### Your task
All entries are to be given again verbatim.

### Dataset excerpts
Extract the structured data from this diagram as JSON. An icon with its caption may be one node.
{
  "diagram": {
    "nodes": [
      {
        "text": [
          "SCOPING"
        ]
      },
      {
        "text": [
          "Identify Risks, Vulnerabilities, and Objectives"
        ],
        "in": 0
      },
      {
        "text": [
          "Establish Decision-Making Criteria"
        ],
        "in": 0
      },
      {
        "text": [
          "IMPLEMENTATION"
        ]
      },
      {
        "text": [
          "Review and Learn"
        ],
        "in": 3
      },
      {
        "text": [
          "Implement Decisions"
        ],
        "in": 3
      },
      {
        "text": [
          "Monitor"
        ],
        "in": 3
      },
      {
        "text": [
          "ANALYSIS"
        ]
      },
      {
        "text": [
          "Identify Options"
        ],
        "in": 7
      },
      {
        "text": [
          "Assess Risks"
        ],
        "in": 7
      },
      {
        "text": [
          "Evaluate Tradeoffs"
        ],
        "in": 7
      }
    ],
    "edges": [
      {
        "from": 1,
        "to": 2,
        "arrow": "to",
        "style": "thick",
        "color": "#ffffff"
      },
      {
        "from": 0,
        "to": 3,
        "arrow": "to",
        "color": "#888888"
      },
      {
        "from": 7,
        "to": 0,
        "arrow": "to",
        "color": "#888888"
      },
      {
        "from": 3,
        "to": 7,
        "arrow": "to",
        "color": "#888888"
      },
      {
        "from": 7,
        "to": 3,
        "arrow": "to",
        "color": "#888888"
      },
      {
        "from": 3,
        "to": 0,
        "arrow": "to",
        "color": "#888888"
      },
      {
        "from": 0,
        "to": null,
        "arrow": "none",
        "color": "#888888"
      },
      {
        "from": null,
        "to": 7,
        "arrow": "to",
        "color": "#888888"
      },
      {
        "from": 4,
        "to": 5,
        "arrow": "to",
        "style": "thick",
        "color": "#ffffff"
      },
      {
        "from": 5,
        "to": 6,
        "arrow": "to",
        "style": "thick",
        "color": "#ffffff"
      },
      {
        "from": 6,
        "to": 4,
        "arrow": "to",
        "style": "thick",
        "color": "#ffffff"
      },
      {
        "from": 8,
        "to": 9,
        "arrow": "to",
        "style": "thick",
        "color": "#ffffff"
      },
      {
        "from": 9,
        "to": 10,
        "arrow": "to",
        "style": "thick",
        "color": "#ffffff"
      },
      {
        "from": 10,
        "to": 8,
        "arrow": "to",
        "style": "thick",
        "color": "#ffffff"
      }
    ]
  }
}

### Exercise answer
Extract the structured data from this diagram as JSON. An icon with its caption may be one node.
{
  "diagram": {
    "nodes": [
      {
        "text": [
          "SCOPING"
        ]
      },
      {
        "text": [
          "Identify Risks, Vulnerabilities, and Objectives"
        ],
        "in": 0
      },
      {
        "text": [
          "Establish Decision-Making Criteria"
        ],
        "in": 0
      },
      {
        "text": [
          "IMPLEMENTATION"
        ]
      },
      {
        "text": [
          "Review and Learn"
        ],
        "in": 3
      },
      {
        "text": [
          "Implement Decisions"
        ],
        "in": 3
      },
      {
        "text": [
          "Monitor"
        ],
        "in": 3
      },
      {
        "text": [
          "ANALYSIS"
        ]
      },
      {
        "text": [
          "Identify Options"
        ],
        "in": 7
      },
      {
        "text": [
          "Assess Risks"
        ],
        "in": 7
      },
      {
        "text": [
          "Evaluate Tradeoffs"
        ],
        "in": 7
      }
    ],
    "edges": [
      {
        "from": 1,
        "to": 2,
        "arrow": "to",
        "style": "thick",
        "color": "#ffffff"
      },
      {
        "from": 0,
        "to": 3,
        "arrow": "to",
        "color": "#888888"
      },
      {
        "from": 7,
        "to": 0,
        "arrow": "to",
        "color": "#888888"
      },
      {
        "from": 3,
        "to": 7,
        "arrow": "to",
        "color": "#888888"
      },
      {
        "from": 7,
        "to": 3,
        "arrow": "to",
        "color": "#888888"
      },
      {
        "from": 3,
        "to": 0,
        "arrow": "to",
        "color": "#888888"
      },
      {
        "from": 0,
        "to": null,
        "arrow": "none",
        "color": "#888888"
      },
      {
        "from": null,
        "to": 7,
        "arrow": "to",
        "color": "#888888"
      },
      {
        "from": 4,
        "to": 5,
        "arrow": "to",
        "style": "thick",
        "color": "#ffffff"
      },
      {
        "from": 5,
        "to": 6,
        "arrow": "to",
        "style": "thick",
        "color": "#ffffff"
      },
      {
        "from": 6,
        "to": 4,
        "arrow": "to",
        "style": "thick",
        "color": "#ffffff"
      },
      {
        "from": 8,
        "to": 9,
        "arrow": "to",
        "style": "thick",
        "color": "#ffffff"
      },
      {
        "from": 9,
        "to": 10,
        "arrow": "to",
        "style": "thick",
        "color": "#ffffff"
      },
      {
        "from": 10,
        "to": 8,
        "arrow": "to",
        "style": "thick",
        "color": "#ffffff"
      }
    ]
  }
}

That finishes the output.